Stored rows =
▬▬▬▬▬▬
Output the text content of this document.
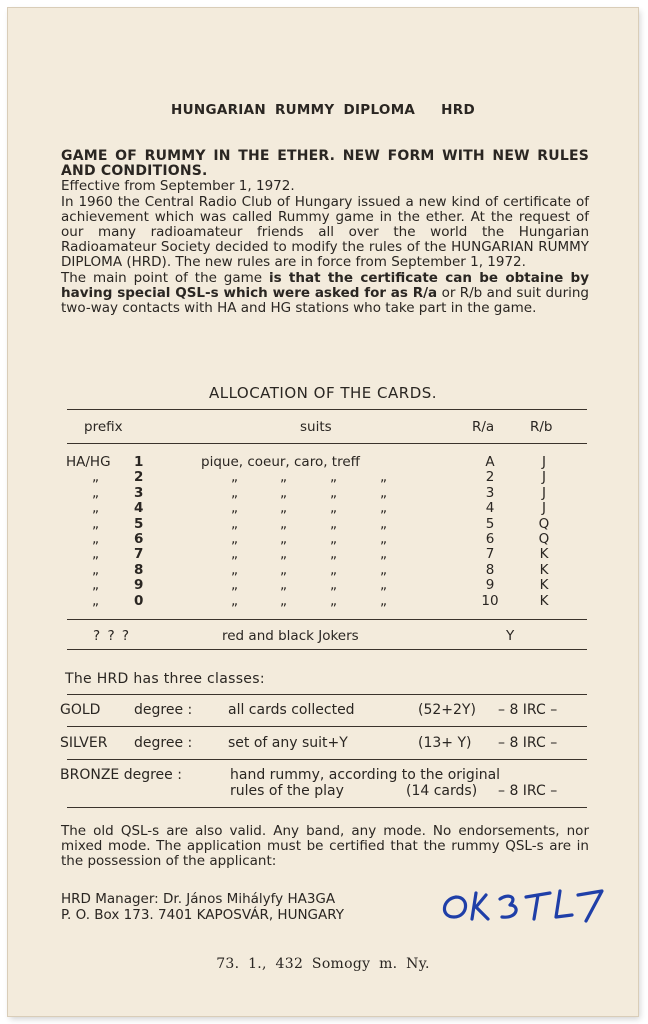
HUNGARIAN RUMMY DIPLOMA HRD
GAME OF RUMMY IN THE ETHER. NEW FORM WITH NEW RULES AND CONDITIONS.
Effective from September 1, 1972.
In 1960 the Central Radio Club of Hungary issued a new kind of certificate of achievement which was called Rummy game in the ether. At the request of our many radioamateur friends all over the world the Hungarian Radioamateur Society decided to modify the rules of the HUNGARIAN RUMMY DIPLOMA (HRD). The new rules are in force from September 1, 1972.
The main point of the game is that the certificate can be obtaine by having special QSL-s which were asked for as R/a or R/b and suit during two-way contacts with HA and HG stations who take part in the game.
ALLOCATION OF THE CARDS.
prefix	suits	R/a	R/b
HA/HG	1	pique, coeur, caro, treff	A	J
„	2	„	„	„	„	2	J
„	3	„	„	„	„	3	J
„	4	„	„	„	„	4	J
„	5	„	„	„	„	5	Q
„	6	„	„	„	„	6	Q
„	7	„	„	„	„	7	K
„	8	„	„	„	„	8	K
„	9	„	„	„	„	9	K
„	0	„	„	„	„	10	K
? ? ?	red and black Jokers	Y
The HRD has three classes:
GOLD degree :	all cards collected	(52+2Y) – 8 IRC –
SILVER degree :	set of any suit+Y	(13+ Y) – 8 IRC –
BRONZE degree :	hand rummy, according to the original
rules of the play	(14 cards) – 8 IRC –
The old QSL-s are also valid. Any band, any mode. No endorsements, nor mixed mode. The application must be certified that the rummy QSL-s are in the possession of the applicant:
HRD Manager: Dr. János Mihályfy HA3GA
P. O. Box 173. 7401 KAPOSVÁR, HUNGARY
73. 1., 432 Somogy m. Ny.
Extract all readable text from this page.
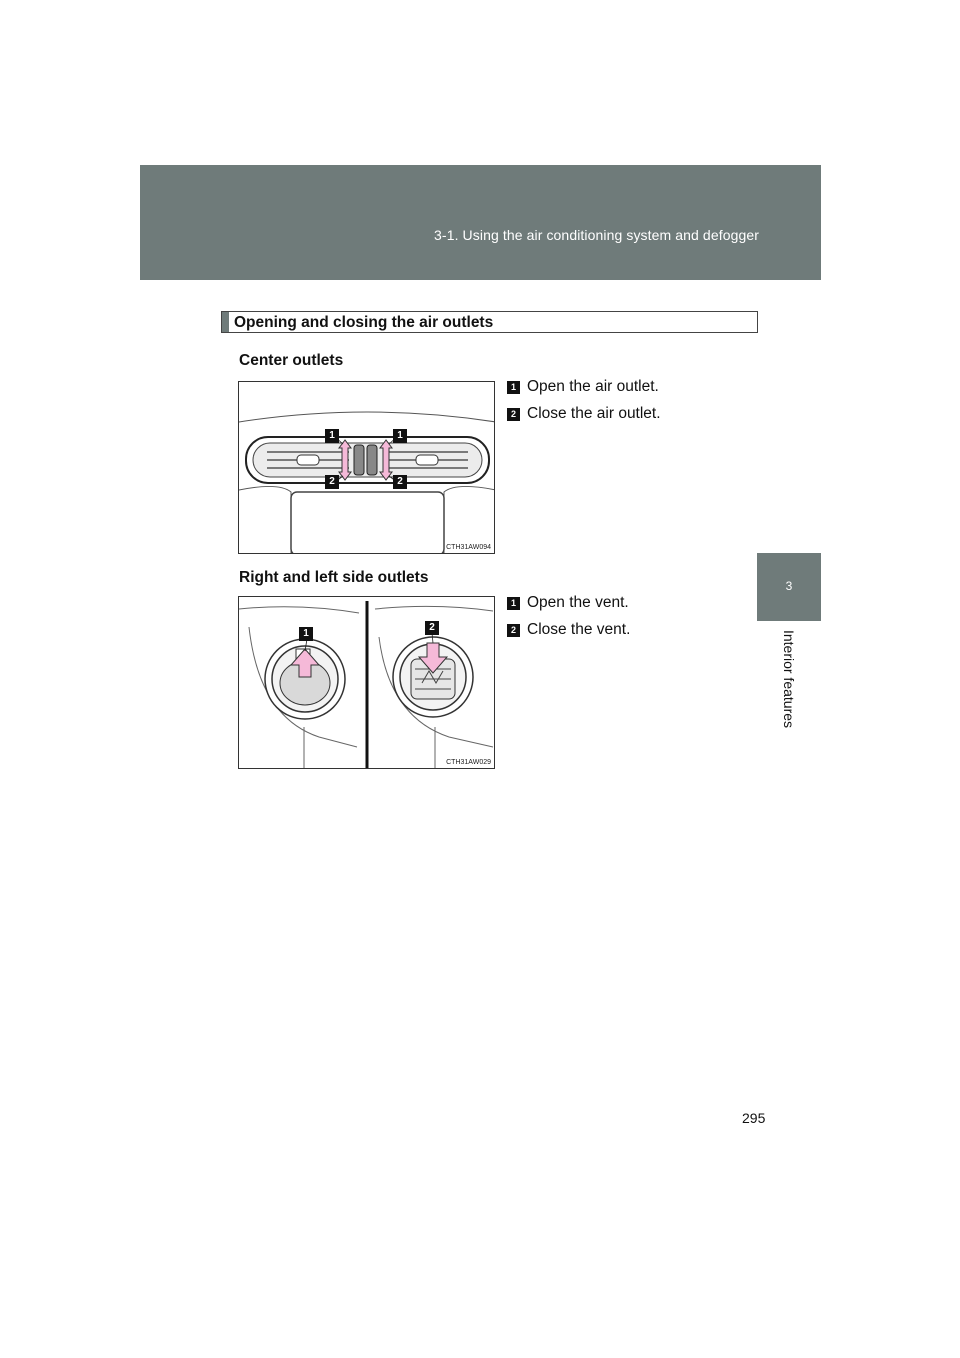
3-1. Using the air conditioning system and defogger
3
Interior features
Opening and closing the air outlets
Center outlets
1	1
2	2
CTH31AW094
1 Open the air outlet.
2 Close the air outlet.
Right and left side outlets
1
2
CTH31AW029
1 Open the vent.
2 Close the vent.
295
▬▬▬▬▬▬
What you will do = Every entry should be returned exactly as written, minus the pictures.

The response =
Output the text content of this document.
HUNGARIAN RUMMY DIPLOMA HRD
GAME OF RUMMY IN THE ETHER. NEW FORM WITH NEW RULES AND CONDITIONS.
Effective from September 1, 1972.
In 1960 the Central Radio Club of Hungary issued a new kind of certificate of achievement which was called Rummy game in the ether. At the request of our many radioamateur friends all over the world the Hungarian Radioamateur Society decided to modify the rules of the HUNGARIAN RUMMY DIPLOMA (HRD). The new rules are in force from September 1, 1972.
The main point of the game is that the certificate can be obtaine by having special QSL-s which were asked for as R/a or R/b and suit during two-way contacts with HA and HG stations who take part in the game.
ALLOCATION OF THE CARDS.
prefix	suits	R/a	R/b
HA/HG	1	pique, coeur, caro, treff	A	J
„	2	„	„	„	„	2	J
„	3	„	„	„	„	3	J
„	4	„	„	„	„	4	J
„	5	„	„	„	„	5	Q
„	6	„	„	„	„	6	Q
„	7	„	„	„	„	7	K
„	8	„	„	„	„	8	K
„	9	„	„	„	„	9	K
„	0	„	„	„	„	10	K
? ? ?	red and black Jokers	Y
The HRD has three classes:
GOLD degree :	all cards collected	(52+2Y) – 8 IRC –
SILVER degree :	set of any suit+Y	(13+ Y) – 8 IRC –
BRONZE degree :	hand rummy, according to the original
rules of the play	(14 cards) – 8 IRC –
The old QSL-s are also valid. Any band, any mode. No endorsements, nor mixed mode. The application must be certified that the rummy QSL-s are in the possession of the applicant:
HRD Manager: Dr. János Mihályfy HA3GA
P. O. Box 173. 7401 KAPOSVÁR, HUNGARY
73. 1., 432 Somogy m. Ny.
Extract all readable text from this page.
3-1. Using the air conditioning system and defogger
3
Interior features
Opening and closing the air outlets
Center outlets
1	1
2	2
CTH31AW094
1 Open the air outlet.
2 Close the air outlet.
Right and left side outlets
1
2
CTH31AW029
1 Open the vent.
2 Close the vent.
295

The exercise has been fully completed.